Repeat every line below exactly, word for word.

--- --- ---

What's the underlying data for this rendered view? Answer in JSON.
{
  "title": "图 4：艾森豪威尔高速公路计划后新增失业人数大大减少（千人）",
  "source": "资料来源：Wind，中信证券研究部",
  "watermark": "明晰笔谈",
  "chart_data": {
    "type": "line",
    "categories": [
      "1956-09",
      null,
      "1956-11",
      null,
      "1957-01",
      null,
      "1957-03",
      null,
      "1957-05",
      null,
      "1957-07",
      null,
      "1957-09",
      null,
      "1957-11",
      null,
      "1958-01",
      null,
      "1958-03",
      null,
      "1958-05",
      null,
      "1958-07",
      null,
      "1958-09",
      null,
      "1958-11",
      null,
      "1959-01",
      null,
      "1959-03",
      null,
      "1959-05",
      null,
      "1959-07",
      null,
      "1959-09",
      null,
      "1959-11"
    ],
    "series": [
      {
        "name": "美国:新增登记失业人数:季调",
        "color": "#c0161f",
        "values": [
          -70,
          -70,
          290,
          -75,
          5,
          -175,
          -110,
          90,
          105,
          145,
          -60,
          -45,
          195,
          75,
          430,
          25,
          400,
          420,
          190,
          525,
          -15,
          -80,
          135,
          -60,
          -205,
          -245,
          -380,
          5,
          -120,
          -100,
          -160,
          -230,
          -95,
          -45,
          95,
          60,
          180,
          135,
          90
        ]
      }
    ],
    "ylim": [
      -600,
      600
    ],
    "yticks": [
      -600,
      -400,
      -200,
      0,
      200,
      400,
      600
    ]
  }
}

--- --- ---

The completed task:
What's the underlying data for this rendered view? Answer in JSON.
{
  "title": "图 4：艾森豪威尔高速公路计划后新增失业人数大大减少（千人）",
  "source": "资料来源：Wind，中信证券研究部",
  "watermark": "明晰笔谈",
  "chart_data": {
    "type": "line",
    "categories": [
      "1956-09",
      null,
      "1956-11",
      null,
      "1957-01",
      null,
      "1957-03",
      null,
      "1957-05",
      null,
      "1957-07",
      null,
      "1957-09",
      null,
      "1957-11",
      null,
      "1958-01",
      null,
      "1958-03",
      null,
      "1958-05",
      null,
      "1958-07",
      null,
      "1958-09",
      null,
      "1958-11",
      null,
      "1959-01",
      null,
      "1959-03",
      null,
      "1959-05",
      null,
      "1959-07",
      null,
      "1959-09",
      null,
      "1959-11"
    ],
    "series": [
      {
        "name": "美国:新增登记失业人数:季调",
        "color": "#c0161f",
        "values": [
          -70,
          -70,
          290,
          -75,
          5,
          -175,
          -110,
          90,
          105,
          145,
          -60,
          -45,
          195,
          75,
          430,
          25,
          400,
          420,
          190,
          525,
          -15,
          -80,
          135,
          -60,
          -205,
          -245,
          -380,
          5,
          -120,
          -100,
          -160,
          -230,
          -95,
          -45,
          95,
          60,
          180,
          135,
          90
        ]
      }
    ],
    "ylim": [
      -600,
      600
    ],
    "yticks": [
      -600,
      -400,
      -200,
      0,
      200,
      400,
      600
    ]
  }
}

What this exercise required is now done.